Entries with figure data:

======

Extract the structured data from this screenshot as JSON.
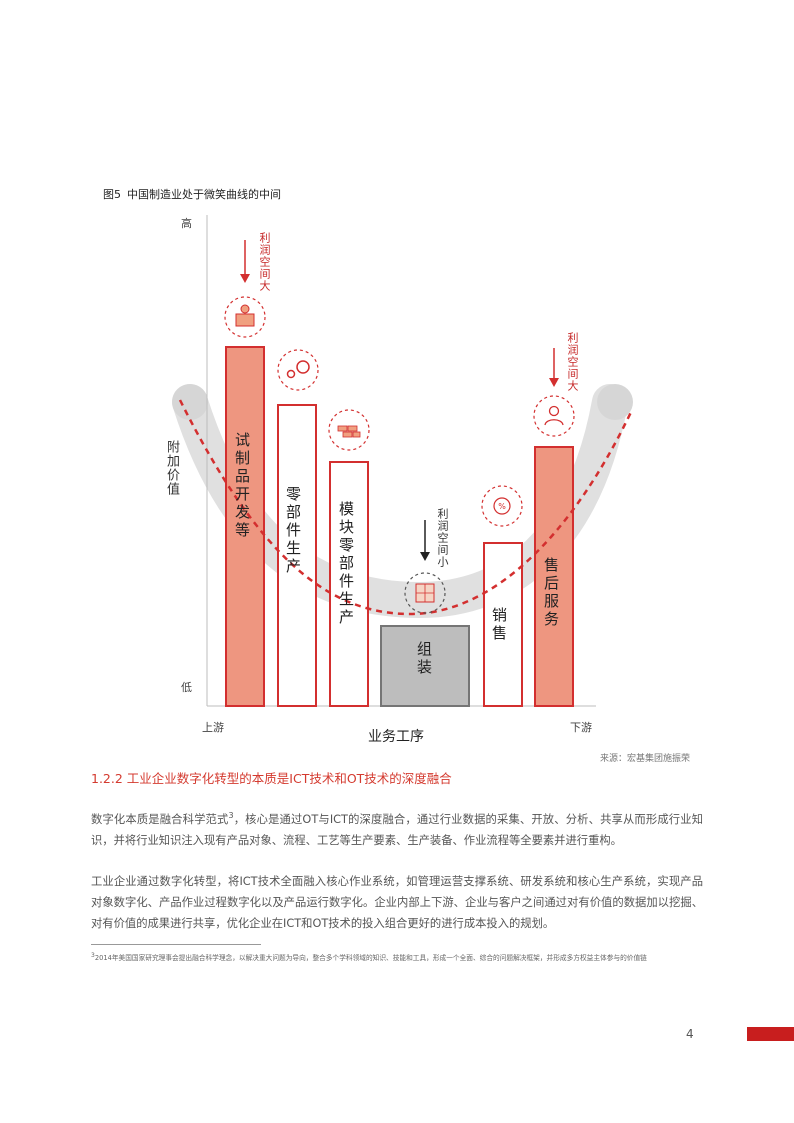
{
  "figure": {
    "caption_num": "图5",
    "caption_text": "中国制造业处于微笑曲线的中间",
    "y_axis_label": "附加价值",
    "y_high": "高",
    "y_low": "低",
    "x_axis_label": "业务工序",
    "x_left": "上游",
    "x_right": "下游",
    "profit_large": "利润空间大",
    "profit_small": "利润空间小",
    "bars": [
      {
        "label": "试制品开发等",
        "fill": "#ee9680",
        "stroke": "#d32f2f"
      },
      {
        "label": "零部件生产",
        "fill": "#ffffff",
        "stroke": "#d32f2f"
      },
      {
        "label": "模块零部件生产",
        "fill": "#ffffff",
        "stroke": "#d32f2f"
      },
      {
        "label": "组装",
        "fill": "#bdbdbd",
        "stroke": "#757575"
      },
      {
        "label": "销售",
        "fill": "#ffffff",
        "stroke": "#d32f2f"
      },
      {
        "label": "售后服务",
        "fill": "#ee9680",
        "stroke": "#d32f2f"
      }
    ],
    "icons": [
      "lightbulb-box-icon",
      "gears-icon",
      "bricks-icon",
      "puzzle-icon",
      "percent-icon",
      "person-icon"
    ],
    "source": "来源：宏基集团施振荣"
  },
  "section": {
    "heading": "1.2.2 工业企业数字化转型的本质是ICT技术和OT技术的深度融合"
  },
  "paragraphs": {
    "p1_before": "数字化本质是融合科学范式",
    "p1_sup": "3",
    "p1_after": "，核心是通过OT与ICT的深度融合，通过行业数据的采集、开放、分析、共享从而形成行业知识，并将行业知识注入现有产品对象、流程、工艺等生产要素、生产装备、作业流程等全要素并进行重构。",
    "p2": "工业企业通过数字化转型，将ICT技术全面融入核心作业系统，如管理运营支撑系统、研发系统和核心生产系统，实现产品对象数字化、产品作业过程数字化以及产品运行数字化。企业内部上下游、企业与客户之间通过对有价值的数据加以挖掘、对有价值的成果进行共享，优化企业在ICT和OT技术的投入组合更好的进行成本投入的规划。"
  },
  "footnote": {
    "num": "3",
    "text": "2014年美国国家研究理事会提出融合科学理念，以解决重大问题为导向，整合多个学科领域的知识、技能和工具，形成一个全面、综合的问题解决框架，并形成多方权益主体参与的价值链"
  },
  "page_number": "4",
  "colors": {
    "accent": "#d32f2f",
    "bar_fill": "#ee9680",
    "curve_gray": "#e0e0e0",
    "footer_bar": "#c81e1e"
  }
}
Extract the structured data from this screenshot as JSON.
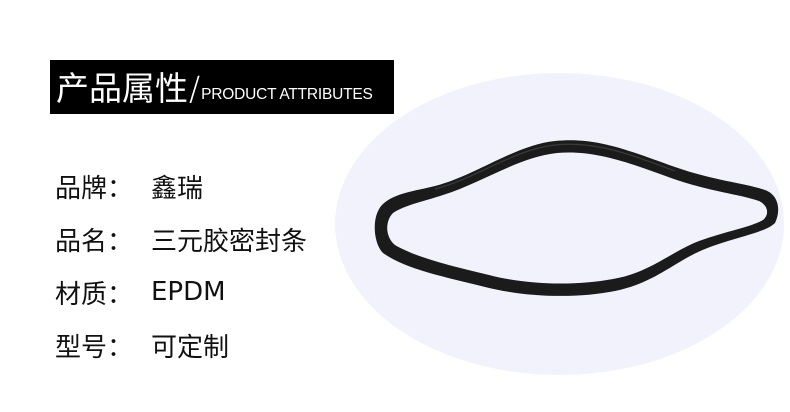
{
  "header": {
    "title_cn": "产品属性",
    "separator": "/",
    "title_en": "PRODUCT ATTRIBUTES"
  },
  "attributes": [
    {
      "label": "品牌：",
      "value": "鑫瑞"
    },
    {
      "label": "品名：",
      "value": "三元胶密封条"
    },
    {
      "label": "材质：",
      "value": "EPDM"
    },
    {
      "label": "型号：",
      "value": "可定制"
    }
  ],
  "product_image": {
    "description": "black EPDM rubber seal strip loop",
    "icon": "rubber-seal-ring-image"
  },
  "colors": {
    "title_bg": "#000000",
    "title_text": "#ffffff",
    "backdrop": "#f2f2fc",
    "seal": "#1b1b1b",
    "text": "#111111"
  }
}
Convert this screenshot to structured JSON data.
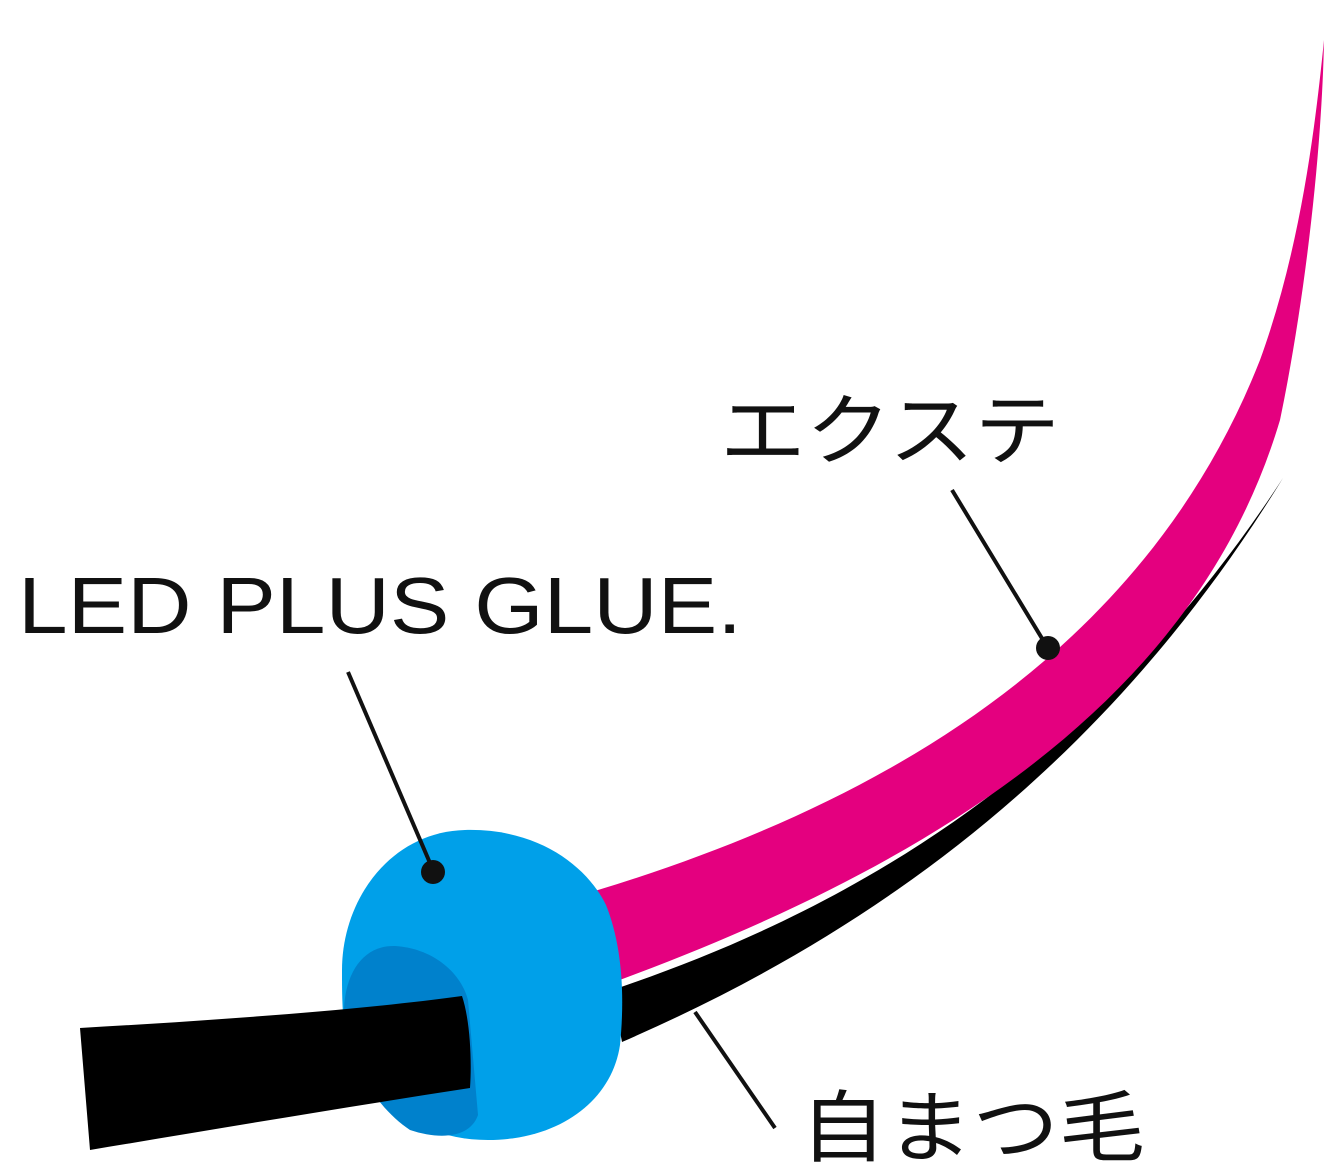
{
  "labels": {
    "glue": "LED PLUS GLUE.",
    "extension": "エクステ",
    "natural_lash": "自まつ毛"
  },
  "colors": {
    "extension": "#e4007f",
    "natural_lash": "#000000",
    "glue": "#00a0e9",
    "glue_shadow": "#0081cc",
    "text": "#111111",
    "background": "#ffffff"
  }
}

======

### Job:
Copy each line exactly, and leave the pictures out of your copy.

### Correct output:
Extract the structured data from this screenshot as JSON.
{
  "figure": {
    "caption_num": "图5",
    "caption_text": "中国制造业处于微笑曲线的中间",
    "y_axis_label": "附加价值",
    "y_high": "高",
    "y_low": "低",
    "x_axis_label": "业务工序",
    "x_left": "上游",
    "x_right": "下游",
    "profit_large": "利润空间大",
    "profit_small": "利润空间小",
    "bars": [
      {
        "label": "试制品开发等",
        "fill": "#ee9680",
        "stroke": "#d32f2f"
      },
      {
        "label": "零部件生产",
        "fill": "#ffffff",
        "stroke": "#d32f2f"
      },
      {
        "label": "模块零部件生产",
        "fill": "#ffffff",
        "stroke": "#d32f2f"
      },
      {
        "label": "组装",
        "fill": "#bdbdbd",
        "stroke": "#757575"
      },
      {
        "label": "销售",
        "fill": "#ffffff",
        "stroke": "#d32f2f"
      },
      {
        "label": "售后服务",
        "fill": "#ee9680",
        "stroke": "#d32f2f"
      }
    ],
    "icons": [
      "lightbulb-box-icon",
      "gears-icon",
      "bricks-icon",
      "puzzle-icon",
      "percent-icon",
      "person-icon"
    ],
    "source": "来源：宏基集团施振荣"
  },
  "section": {
    "heading": "1.2.2 工业企业数字化转型的本质是ICT技术和OT技术的深度融合"
  },
  "paragraphs": {
    "p1_before": "数字化本质是融合科学范式",
    "p1_sup": "3",
    "p1_after": "，核心是通过OT与ICT的深度融合，通过行业数据的采集、开放、分析、共享从而形成行业知识，并将行业知识注入现有产品对象、流程、工艺等生产要素、生产装备、作业流程等全要素并进行重构。",
    "p2": "工业企业通过数字化转型，将ICT技术全面融入核心作业系统，如管理运营支撑系统、研发系统和核心生产系统，实现产品对象数字化、产品作业过程数字化以及产品运行数字化。企业内部上下游、企业与客户之间通过对有价值的数据加以挖掘、对有价值的成果进行共享，优化企业在ICT和OT技术的投入组合更好的进行成本投入的规划。"
  },
  "footnote": {
    "num": "3",
    "text": "2014年美国国家研究理事会提出融合科学理念，以解决重大问题为导向，整合多个学科领域的知识、技能和工具，形成一个全面、综合的问题解决框架，并形成多方权益主体参与的价值链"
  },
  "page_number": "4",
  "colors": {
    "accent": "#d32f2f",
    "bar_fill": "#ee9680",
    "curve_gray": "#e0e0e0",
    "footer_bar": "#c81e1e"
  }
}
Extract the structured data from this screenshot as JSON.
{
  "header": {
    "title_cn": "产品属性",
    "separator": "/",
    "title_en": "PRODUCT ATTRIBUTES"
  },
  "attributes": [
    {
      "label": "品牌：",
      "value": "鑫瑞"
    },
    {
      "label": "品名：",
      "value": "三元胶密封条"
    },
    {
      "label": "材质：",
      "value": "EPDM"
    },
    {
      "label": "型号：",
      "value": "可定制"
    }
  ],
  "product_image": {
    "description": "black EPDM rubber seal strip loop",
    "icon": "rubber-seal-ring-image"
  },
  "colors": {
    "title_bg": "#000000",
    "title_text": "#ffffff",
    "backdrop": "#f2f2fc",
    "seal": "#1b1b1b",
    "text": "#111111"
  }
}
Convert this screenshot to structured JSON data.
{
  "labels": {
    "glue": "LED PLUS GLUE.",
    "extension": "エクステ",
    "natural_lash": "自まつ毛"
  },
  "colors": {
    "extension": "#e4007f",
    "natural_lash": "#000000",
    "glue": "#00a0e9",
    "glue_shadow": "#0081cc",
    "text": "#111111",
    "background": "#ffffff"
  }
}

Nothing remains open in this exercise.